======== DATA FOR THIS TASK ========

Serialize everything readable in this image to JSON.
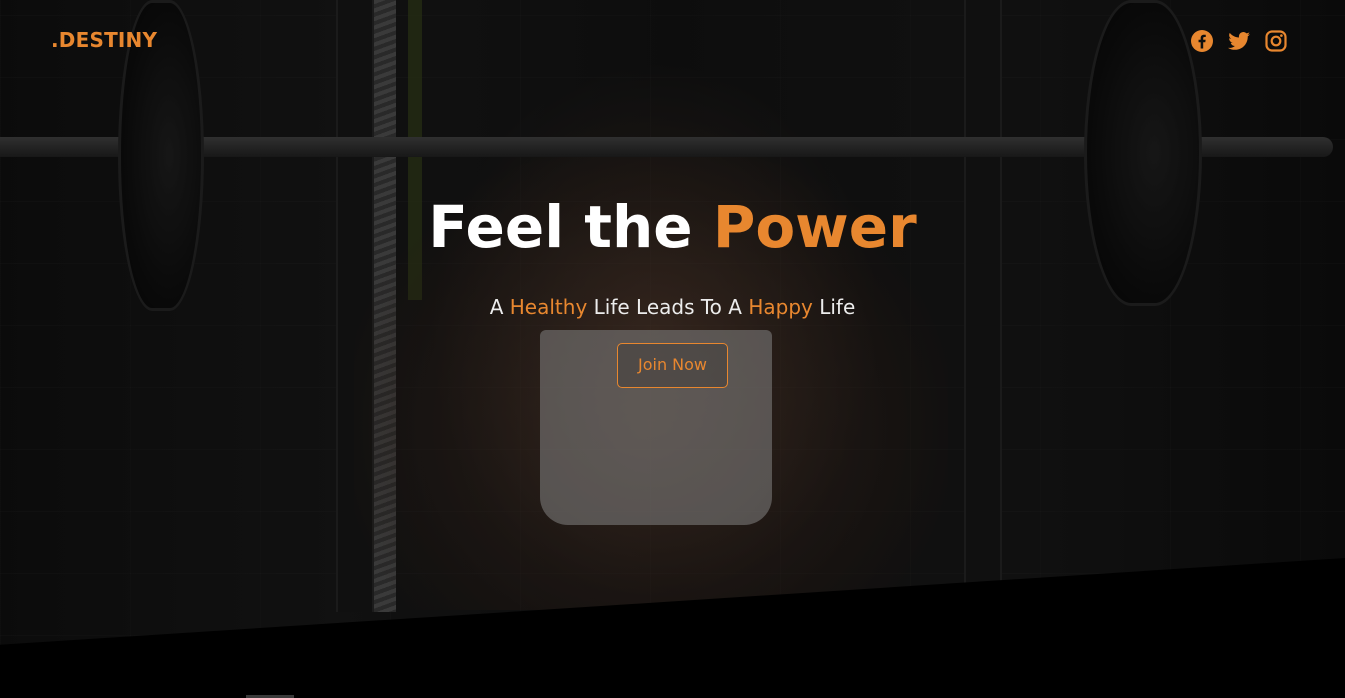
{
  "brand": {
    "logo": ".DESTINY",
    "accent_color": "#e8872f"
  },
  "social": [
    {
      "name": "facebook",
      "icon": "facebook-icon"
    },
    {
      "name": "twitter",
      "icon": "twitter-icon"
    },
    {
      "name": "instagram",
      "icon": "instagram-icon"
    }
  ],
  "hero": {
    "headline_part1": "Feel the ",
    "headline_accent": "Power",
    "tagline_part1": "A ",
    "tagline_accent1": "Healthy",
    "tagline_part2": " Life Leads To A ",
    "tagline_accent2": "Happy",
    "tagline_part3": " Life",
    "cta_label": "Join Now"
  }
}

========

■ WHAT IS NEEDED: Search the data for "name". Copy every matching line.

■ THE REPLY:
      "name": "facebook",
      "name": "twitter",
      "name": "instagram",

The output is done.